Data provided:
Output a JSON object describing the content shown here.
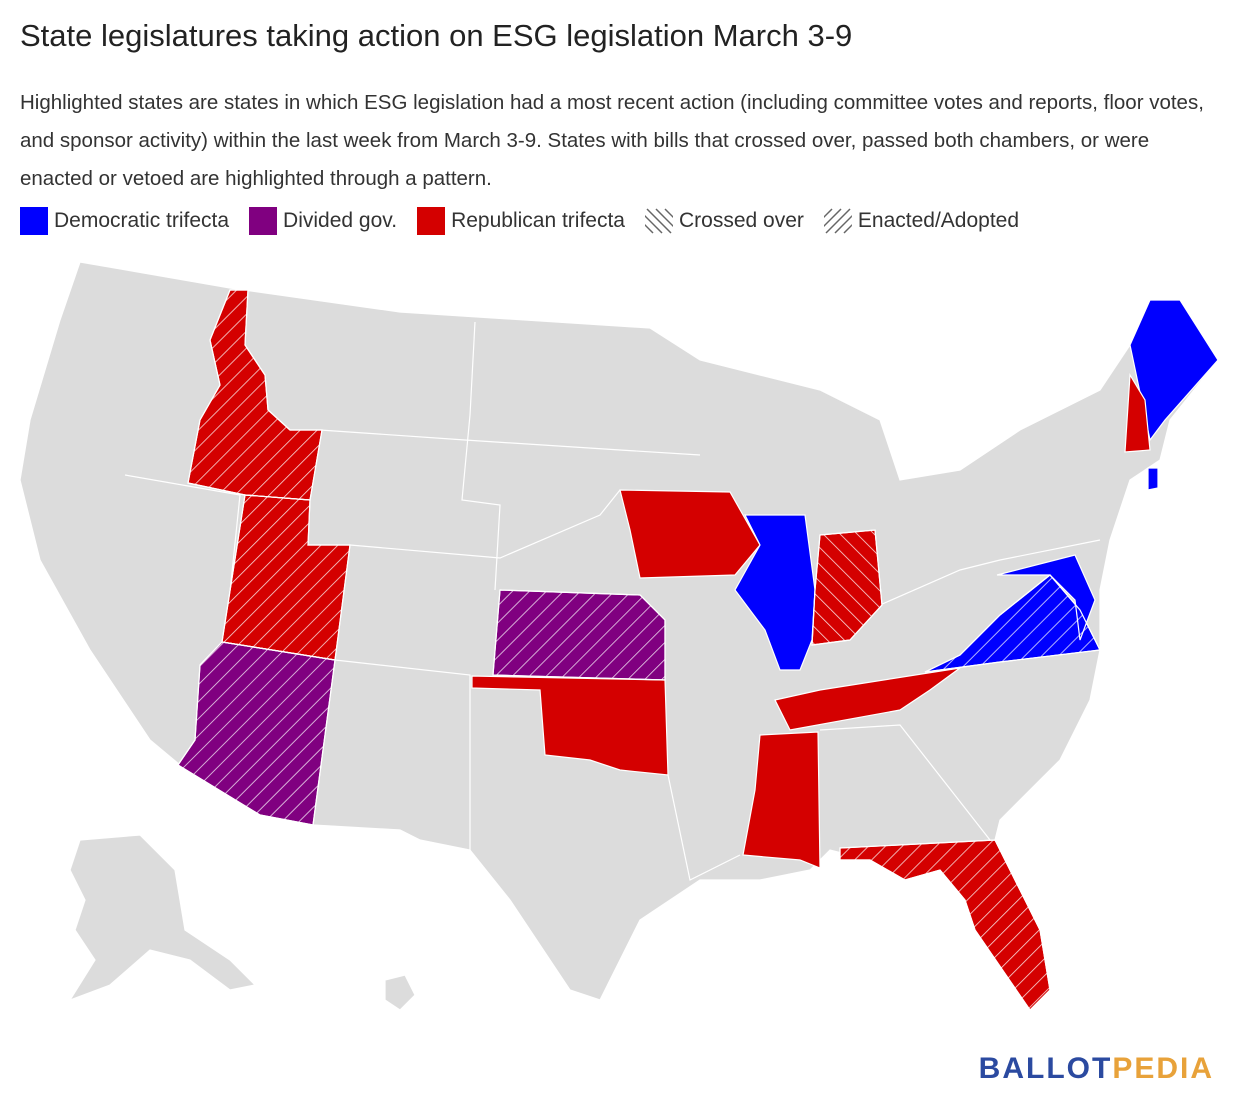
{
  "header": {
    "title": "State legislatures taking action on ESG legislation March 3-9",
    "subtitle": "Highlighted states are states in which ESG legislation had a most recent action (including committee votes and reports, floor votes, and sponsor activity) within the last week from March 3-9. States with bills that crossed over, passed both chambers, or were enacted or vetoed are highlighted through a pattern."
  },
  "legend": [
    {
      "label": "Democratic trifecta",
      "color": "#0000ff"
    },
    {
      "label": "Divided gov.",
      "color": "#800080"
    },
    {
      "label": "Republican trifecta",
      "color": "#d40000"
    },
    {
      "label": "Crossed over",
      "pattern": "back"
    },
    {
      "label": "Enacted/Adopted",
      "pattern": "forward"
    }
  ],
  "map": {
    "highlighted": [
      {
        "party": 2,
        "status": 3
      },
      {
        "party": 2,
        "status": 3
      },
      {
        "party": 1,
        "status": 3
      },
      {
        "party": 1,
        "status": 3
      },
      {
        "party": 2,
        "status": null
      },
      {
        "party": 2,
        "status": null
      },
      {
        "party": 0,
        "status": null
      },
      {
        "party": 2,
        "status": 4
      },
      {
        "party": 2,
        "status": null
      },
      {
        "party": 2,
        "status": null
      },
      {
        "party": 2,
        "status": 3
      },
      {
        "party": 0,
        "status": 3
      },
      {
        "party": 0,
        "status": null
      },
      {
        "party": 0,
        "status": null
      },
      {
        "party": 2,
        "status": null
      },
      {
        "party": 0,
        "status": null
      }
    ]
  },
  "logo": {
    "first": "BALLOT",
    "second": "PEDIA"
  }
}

--

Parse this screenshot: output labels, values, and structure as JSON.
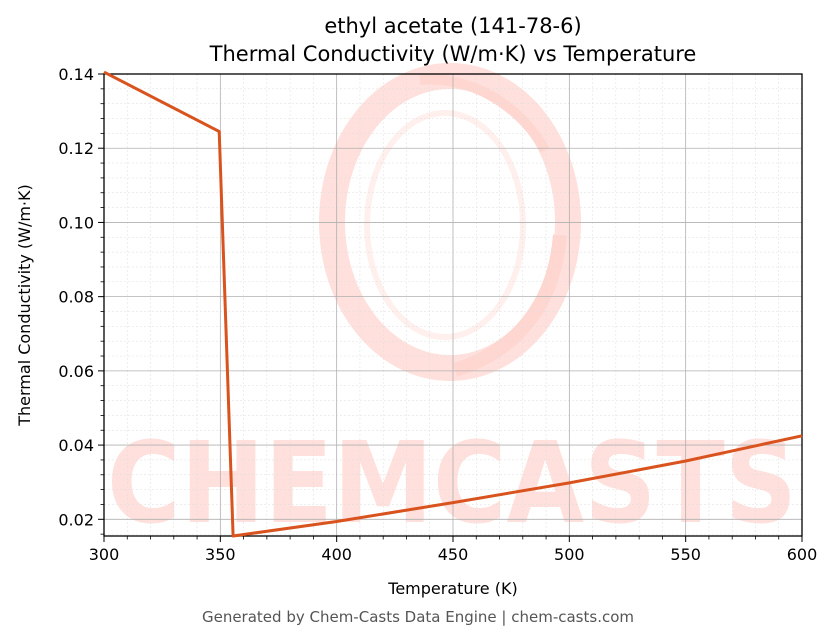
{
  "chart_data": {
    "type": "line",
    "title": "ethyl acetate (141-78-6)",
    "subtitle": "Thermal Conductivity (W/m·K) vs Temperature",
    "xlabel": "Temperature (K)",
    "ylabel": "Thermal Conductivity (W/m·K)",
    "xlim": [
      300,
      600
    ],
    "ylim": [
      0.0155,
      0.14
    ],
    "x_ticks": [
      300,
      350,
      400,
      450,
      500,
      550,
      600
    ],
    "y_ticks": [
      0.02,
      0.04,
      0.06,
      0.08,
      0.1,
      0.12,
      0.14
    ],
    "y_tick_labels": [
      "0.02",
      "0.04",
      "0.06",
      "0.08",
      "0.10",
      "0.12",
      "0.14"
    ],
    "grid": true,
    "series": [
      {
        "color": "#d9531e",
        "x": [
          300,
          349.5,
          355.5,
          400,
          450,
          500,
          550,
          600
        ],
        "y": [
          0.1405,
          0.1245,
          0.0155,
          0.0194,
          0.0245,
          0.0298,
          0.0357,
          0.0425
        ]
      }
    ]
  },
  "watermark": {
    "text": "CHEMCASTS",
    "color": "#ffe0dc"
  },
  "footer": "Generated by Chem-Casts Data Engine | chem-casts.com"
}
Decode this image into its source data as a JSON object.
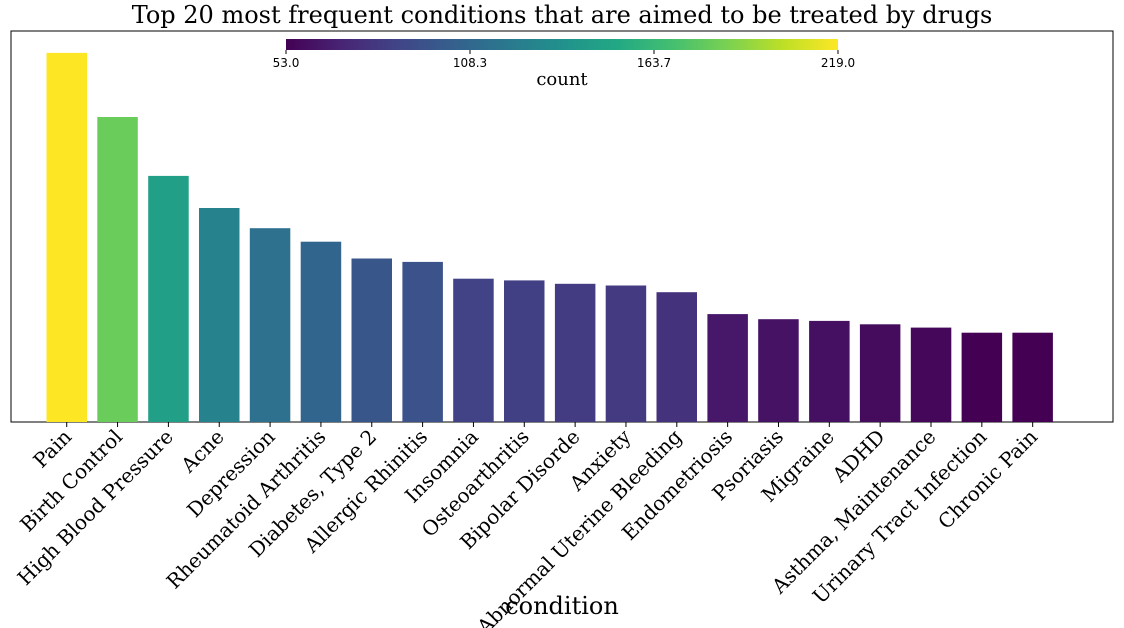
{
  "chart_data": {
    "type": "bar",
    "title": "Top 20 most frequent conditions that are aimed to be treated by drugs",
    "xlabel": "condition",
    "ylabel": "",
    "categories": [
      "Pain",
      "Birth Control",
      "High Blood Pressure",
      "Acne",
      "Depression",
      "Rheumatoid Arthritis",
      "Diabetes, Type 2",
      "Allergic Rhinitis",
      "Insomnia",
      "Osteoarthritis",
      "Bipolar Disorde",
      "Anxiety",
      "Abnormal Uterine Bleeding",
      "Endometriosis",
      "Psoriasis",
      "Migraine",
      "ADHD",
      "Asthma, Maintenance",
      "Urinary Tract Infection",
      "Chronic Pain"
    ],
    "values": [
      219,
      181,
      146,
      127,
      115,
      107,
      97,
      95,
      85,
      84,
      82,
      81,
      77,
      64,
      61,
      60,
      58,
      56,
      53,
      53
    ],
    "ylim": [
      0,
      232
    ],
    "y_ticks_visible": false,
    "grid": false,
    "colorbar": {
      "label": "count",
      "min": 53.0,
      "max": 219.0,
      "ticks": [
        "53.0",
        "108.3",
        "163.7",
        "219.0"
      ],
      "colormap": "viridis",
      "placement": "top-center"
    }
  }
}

==

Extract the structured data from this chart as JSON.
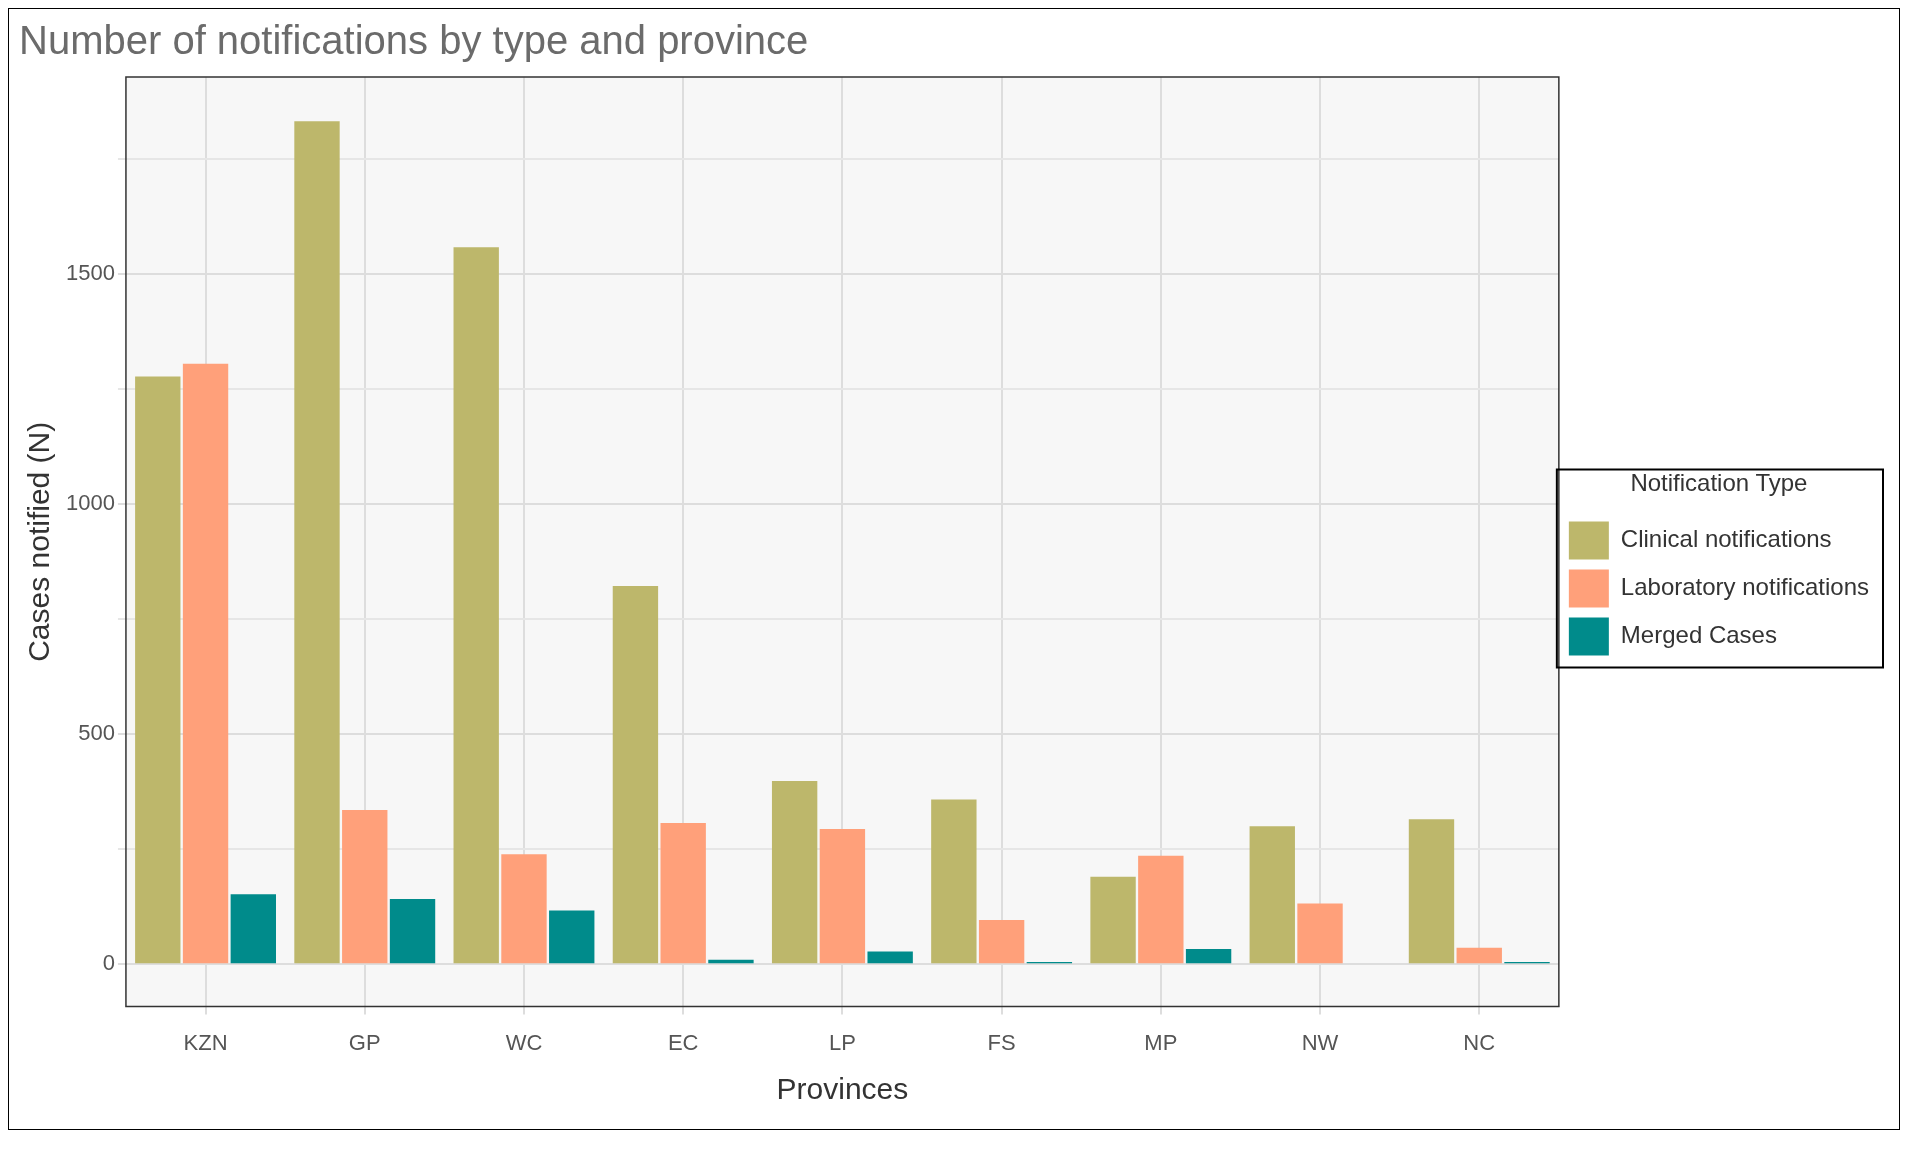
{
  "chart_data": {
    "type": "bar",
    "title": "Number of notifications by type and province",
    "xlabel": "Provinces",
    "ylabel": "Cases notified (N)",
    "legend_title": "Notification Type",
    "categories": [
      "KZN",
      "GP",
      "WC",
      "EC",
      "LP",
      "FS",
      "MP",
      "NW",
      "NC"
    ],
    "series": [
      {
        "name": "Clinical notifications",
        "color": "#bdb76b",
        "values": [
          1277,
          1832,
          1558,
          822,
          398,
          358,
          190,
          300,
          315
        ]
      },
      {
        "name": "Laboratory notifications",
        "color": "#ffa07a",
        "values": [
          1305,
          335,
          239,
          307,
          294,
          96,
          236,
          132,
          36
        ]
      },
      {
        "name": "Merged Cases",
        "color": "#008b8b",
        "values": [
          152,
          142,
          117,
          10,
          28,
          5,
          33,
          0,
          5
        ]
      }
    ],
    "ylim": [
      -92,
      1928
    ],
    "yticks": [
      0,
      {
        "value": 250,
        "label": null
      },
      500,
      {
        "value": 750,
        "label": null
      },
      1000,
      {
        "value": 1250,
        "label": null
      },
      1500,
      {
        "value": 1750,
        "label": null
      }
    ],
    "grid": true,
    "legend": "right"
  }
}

Brief:
Count how many lines include the string "ylabel". Nothing but the number is needed.

Complete output:
3